-- INSTRUCTIONS TO FOLLOW --
Below are records to transcribe exactly, without their pictures.

________________________________________

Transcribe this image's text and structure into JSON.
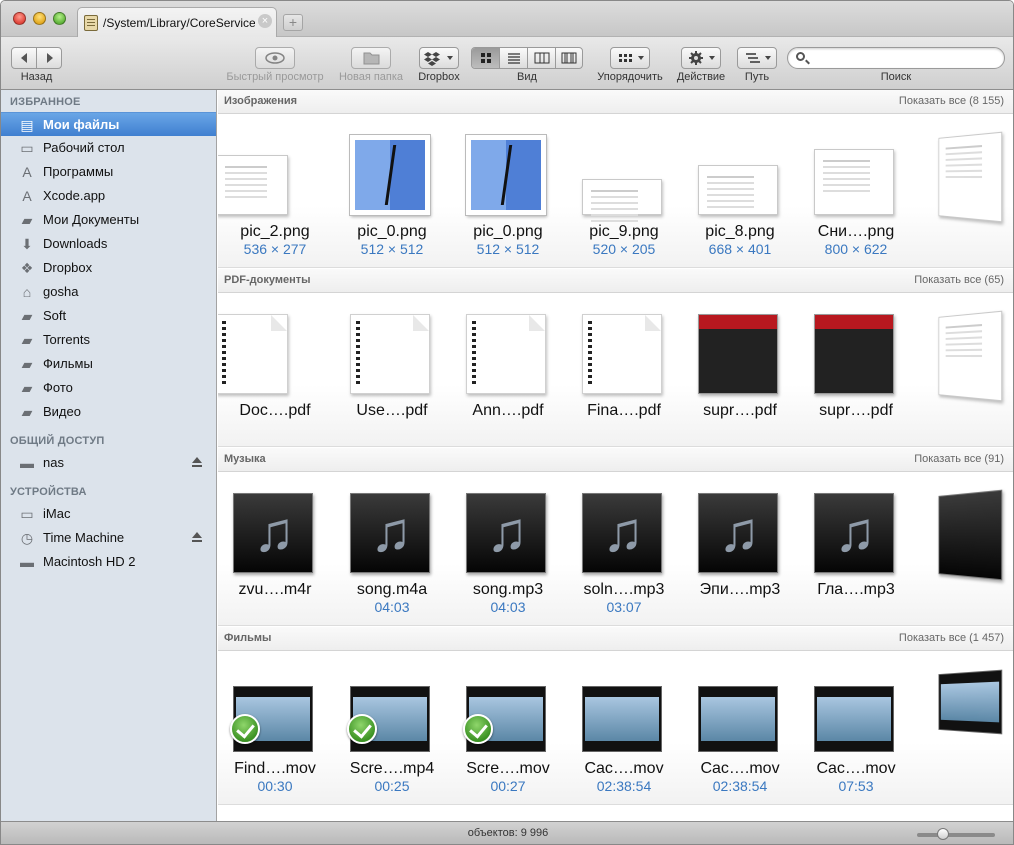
{
  "window": {
    "tab_title": "/System/Library/CoreServices",
    "tab_close_glyph": "×",
    "tab_add_glyph": "+"
  },
  "toolbar": {
    "back_label": "Назад",
    "quicklook_label": "Быстрый просмотр",
    "new_folder_label": "Новая папка",
    "dropbox_label": "Dropbox",
    "view_label": "Вид",
    "arrange_label": "Упорядочить",
    "action_label": "Действие",
    "path_label": "Путь",
    "search_label": "Поиск",
    "search_placeholder": ""
  },
  "sidebar": {
    "favorites_header": "ИЗБРАННОЕ",
    "shared_header": "ОБЩИЙ ДОСТУП",
    "devices_header": "УСТРОЙСТВА",
    "favorites": [
      {
        "label": "Мои файлы",
        "icon": "all-my-files-icon"
      },
      {
        "label": "Рабочий стол",
        "icon": "desktop-icon"
      },
      {
        "label": "Программы",
        "icon": "applications-icon"
      },
      {
        "label": "Xcode.app",
        "icon": "app-icon"
      },
      {
        "label": "Мои Документы",
        "icon": "folder-icon"
      },
      {
        "label": "Downloads",
        "icon": "downloads-icon"
      },
      {
        "label": "Dropbox",
        "icon": "dropbox-icon"
      },
      {
        "label": "gosha",
        "icon": "home-icon"
      },
      {
        "label": "Soft",
        "icon": "folder-icon"
      },
      {
        "label": "Torrents",
        "icon": "folder-icon"
      },
      {
        "label": "Фильмы",
        "icon": "folder-icon"
      },
      {
        "label": "Фото",
        "icon": "folder-icon"
      },
      {
        "label": "Видео",
        "icon": "folder-icon"
      }
    ],
    "shared": [
      {
        "label": "nas",
        "icon": "server-icon"
      }
    ],
    "devices": [
      {
        "label": "iMac",
        "icon": "imac-icon"
      },
      {
        "label": "Time Machine",
        "icon": "time-machine-icon"
      },
      {
        "label": "Macintosh HD 2",
        "icon": "disk-icon"
      }
    ]
  },
  "sections": [
    {
      "title": "Изображения",
      "show_all": "Показать все (8 155)",
      "items": [
        {
          "name": "pic_2.png",
          "sub": "536 × 277"
        },
        {
          "name": "pic_0.png",
          "sub": "512 × 512"
        },
        {
          "name": "pic_0.png",
          "sub": "512 × 512"
        },
        {
          "name": "pic_9.png",
          "sub": "520 × 205"
        },
        {
          "name": "pic_8.png",
          "sub": "668 × 401"
        },
        {
          "name": "Сни….png",
          "sub": "800 × 622"
        }
      ]
    },
    {
      "title": "PDF-документы",
      "show_all": "Показать все (65)",
      "items": [
        {
          "name": "Doc….pdf"
        },
        {
          "name": "Use….pdf"
        },
        {
          "name": "Ann….pdf"
        },
        {
          "name": "Fina….pdf"
        },
        {
          "name": "supr….pdf"
        },
        {
          "name": "supr….pdf"
        }
      ]
    },
    {
      "title": "Музыка",
      "show_all": "Показать все (91)",
      "items": [
        {
          "name": "zvu….m4r",
          "sub": ""
        },
        {
          "name": "song.m4a",
          "sub": "04:03"
        },
        {
          "name": "song.mp3",
          "sub": "04:03"
        },
        {
          "name": "soln….mp3",
          "sub": "03:07"
        },
        {
          "name": "Эпи….mp3",
          "sub": ""
        },
        {
          "name": "Гла….mp3",
          "sub": ""
        }
      ]
    },
    {
      "title": "Фильмы",
      "show_all": "Показать все (1 457)",
      "items": [
        {
          "name": "Find….mov",
          "sub": "00:30"
        },
        {
          "name": "Scre….mp4",
          "sub": "00:25"
        },
        {
          "name": "Scre….mov",
          "sub": "00:27"
        },
        {
          "name": "Cac….mov",
          "sub": "02:38:54"
        },
        {
          "name": "Cac….mov",
          "sub": "02:38:54"
        },
        {
          "name": "Cac….mov",
          "sub": "07:53"
        }
      ]
    }
  ],
  "status": {
    "items_text": "объектов: 9 996",
    "icon_size_fraction": 0.3
  },
  "colors": {
    "selection": "#3f7fd0",
    "sidebar_bg": "#dce3eb",
    "link_blue": "#3a78c0"
  }
}
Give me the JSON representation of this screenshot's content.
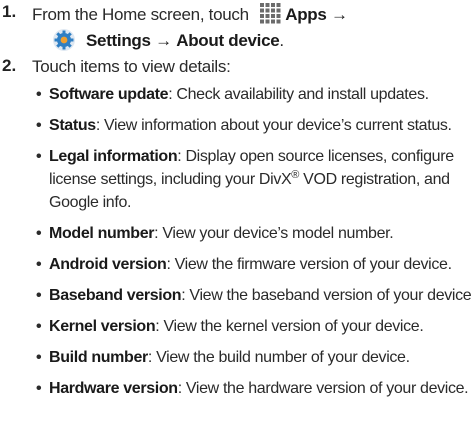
{
  "steps": [
    {
      "number": "1.",
      "line1_prefix": "From the Home screen, touch",
      "apps_label": "Apps",
      "arrow1": "→",
      "settings_label": "Settings",
      "arrow2": "→",
      "about_label": "About device",
      "suffix": ".",
      "icons": [
        "apps-grid-icon",
        "settings-gear-icon"
      ]
    },
    {
      "number": "2.",
      "text": "Touch items to view details:"
    }
  ],
  "items": [
    {
      "term": "Software update",
      "desc": ": Check availability and install updates."
    },
    {
      "term": "Status",
      "desc": ": View information about your device’s current status."
    },
    {
      "term": "Legal information",
      "desc_line1": ": Display open source licenses, configure",
      "desc_line2a": "license settings, including your DivX",
      "reg": "®",
      "desc_line2b": " VOD registration, and",
      "desc_line3": "Google info."
    },
    {
      "term": "Model number",
      "desc": ": View your device’s model number."
    },
    {
      "term": "Android version",
      "desc": ": View the firmware version of your device."
    },
    {
      "term": "Baseband version",
      "desc": ": View the baseband version of your device."
    },
    {
      "term": "Kernel version",
      "desc": ": View the kernel version of your device."
    },
    {
      "term": "Build number",
      "desc": ": View the build number of your device."
    },
    {
      "term": "Hardware version",
      "desc": ": View the hardware version of your device."
    }
  ],
  "colors": {
    "text": "#2a2a2a",
    "gear_blue": "#2f7fc4",
    "gear_orange": "#f0a030",
    "apps_grid": "#6b6b6b"
  }
}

________________________________________

-- WRITTEN RESPONSE --
Transcribe this image's text and structure into JSON.
{
  "window": {
    "tab_title": "/System/Library/CoreServices",
    "tab_close_glyph": "×",
    "tab_add_glyph": "+"
  },
  "toolbar": {
    "back_label": "Назад",
    "quicklook_label": "Быстрый просмотр",
    "new_folder_label": "Новая папка",
    "dropbox_label": "Dropbox",
    "view_label": "Вид",
    "arrange_label": "Упорядочить",
    "action_label": "Действие",
    "path_label": "Путь",
    "search_label": "Поиск",
    "search_placeholder": ""
  },
  "sidebar": {
    "favorites_header": "ИЗБРАННОЕ",
    "shared_header": "ОБЩИЙ ДОСТУП",
    "devices_header": "УСТРОЙСТВА",
    "favorites": [
      {
        "label": "Мои файлы",
        "icon": "all-my-files-icon"
      },
      {
        "label": "Рабочий стол",
        "icon": "desktop-icon"
      },
      {
        "label": "Программы",
        "icon": "applications-icon"
      },
      {
        "label": "Xcode.app",
        "icon": "app-icon"
      },
      {
        "label": "Мои Документы",
        "icon": "folder-icon"
      },
      {
        "label": "Downloads",
        "icon": "downloads-icon"
      },
      {
        "label": "Dropbox",
        "icon": "dropbox-icon"
      },
      {
        "label": "gosha",
        "icon": "home-icon"
      },
      {
        "label": "Soft",
        "icon": "folder-icon"
      },
      {
        "label": "Torrents",
        "icon": "folder-icon"
      },
      {
        "label": "Фильмы",
        "icon": "folder-icon"
      },
      {
        "label": "Фото",
        "icon": "folder-icon"
      },
      {
        "label": "Видео",
        "icon": "folder-icon"
      }
    ],
    "shared": [
      {
        "label": "nas",
        "icon": "server-icon"
      }
    ],
    "devices": [
      {
        "label": "iMac",
        "icon": "imac-icon"
      },
      {
        "label": "Time Machine",
        "icon": "time-machine-icon"
      },
      {
        "label": "Macintosh HD 2",
        "icon": "disk-icon"
      }
    ]
  },
  "sections": [
    {
      "title": "Изображения",
      "show_all": "Показать все (8 155)",
      "items": [
        {
          "name": "pic_2.png",
          "sub": "536 × 277"
        },
        {
          "name": "pic_0.png",
          "sub": "512 × 512"
        },
        {
          "name": "pic_0.png",
          "sub": "512 × 512"
        },
        {
          "name": "pic_9.png",
          "sub": "520 × 205"
        },
        {
          "name": "pic_8.png",
          "sub": "668 × 401"
        },
        {
          "name": "Сни….png",
          "sub": "800 × 622"
        }
      ]
    },
    {
      "title": "PDF-документы",
      "show_all": "Показать все (65)",
      "items": [
        {
          "name": "Doc….pdf"
        },
        {
          "name": "Use….pdf"
        },
        {
          "name": "Ann….pdf"
        },
        {
          "name": "Fina….pdf"
        },
        {
          "name": "supr….pdf"
        },
        {
          "name": "supr….pdf"
        }
      ]
    },
    {
      "title": "Музыка",
      "show_all": "Показать все (91)",
      "items": [
        {
          "name": "zvu….m4r",
          "sub": ""
        },
        {
          "name": "song.m4a",
          "sub": "04:03"
        },
        {
          "name": "song.mp3",
          "sub": "04:03"
        },
        {
          "name": "soln….mp3",
          "sub": "03:07"
        },
        {
          "name": "Эпи….mp3",
          "sub": ""
        },
        {
          "name": "Гла….mp3",
          "sub": ""
        }
      ]
    },
    {
      "title": "Фильмы",
      "show_all": "Показать все (1 457)",
      "items": [
        {
          "name": "Find….mov",
          "sub": "00:30"
        },
        {
          "name": "Scre….mp4",
          "sub": "00:25"
        },
        {
          "name": "Scre….mov",
          "sub": "00:27"
        },
        {
          "name": "Cac….mov",
          "sub": "02:38:54"
        },
        {
          "name": "Cac….mov",
          "sub": "02:38:54"
        },
        {
          "name": "Cac….mov",
          "sub": "07:53"
        }
      ]
    }
  ],
  "status": {
    "items_text": "объектов: 9 996",
    "icon_size_fraction": 0.3
  },
  "colors": {
    "selection": "#3f7fd0",
    "sidebar_bg": "#dce3eb",
    "link_blue": "#3a78c0"
  }
}
Give me the JSON representation of this screenshot's content.
{
  "steps": [
    {
      "number": "1.",
      "line1_prefix": "From the Home screen, touch",
      "apps_label": "Apps",
      "arrow1": "→",
      "settings_label": "Settings",
      "arrow2": "→",
      "about_label": "About device",
      "suffix": ".",
      "icons": [
        "apps-grid-icon",
        "settings-gear-icon"
      ]
    },
    {
      "number": "2.",
      "text": "Touch items to view details:"
    }
  ],
  "items": [
    {
      "term": "Software update",
      "desc": ": Check availability and install updates."
    },
    {
      "term": "Status",
      "desc": ": View information about your device’s current status."
    },
    {
      "term": "Legal information",
      "desc_line1": ": Display open source licenses, configure",
      "desc_line2a": "license settings, including your DivX",
      "reg": "®",
      "desc_line2b": " VOD registration, and",
      "desc_line3": "Google info."
    },
    {
      "term": "Model number",
      "desc": ": View your device’s model number."
    },
    {
      "term": "Android version",
      "desc": ": View the firmware version of your device."
    },
    {
      "term": "Baseband version",
      "desc": ": View the baseband version of your device."
    },
    {
      "term": "Kernel version",
      "desc": ": View the kernel version of your device."
    },
    {
      "term": "Build number",
      "desc": ": View the build number of your device."
    },
    {
      "term": "Hardware version",
      "desc": ": View the hardware version of your device."
    }
  ],
  "colors": {
    "text": "#2a2a2a",
    "gear_blue": "#2f7fc4",
    "gear_orange": "#f0a030",
    "apps_grid": "#6b6b6b"
  }
}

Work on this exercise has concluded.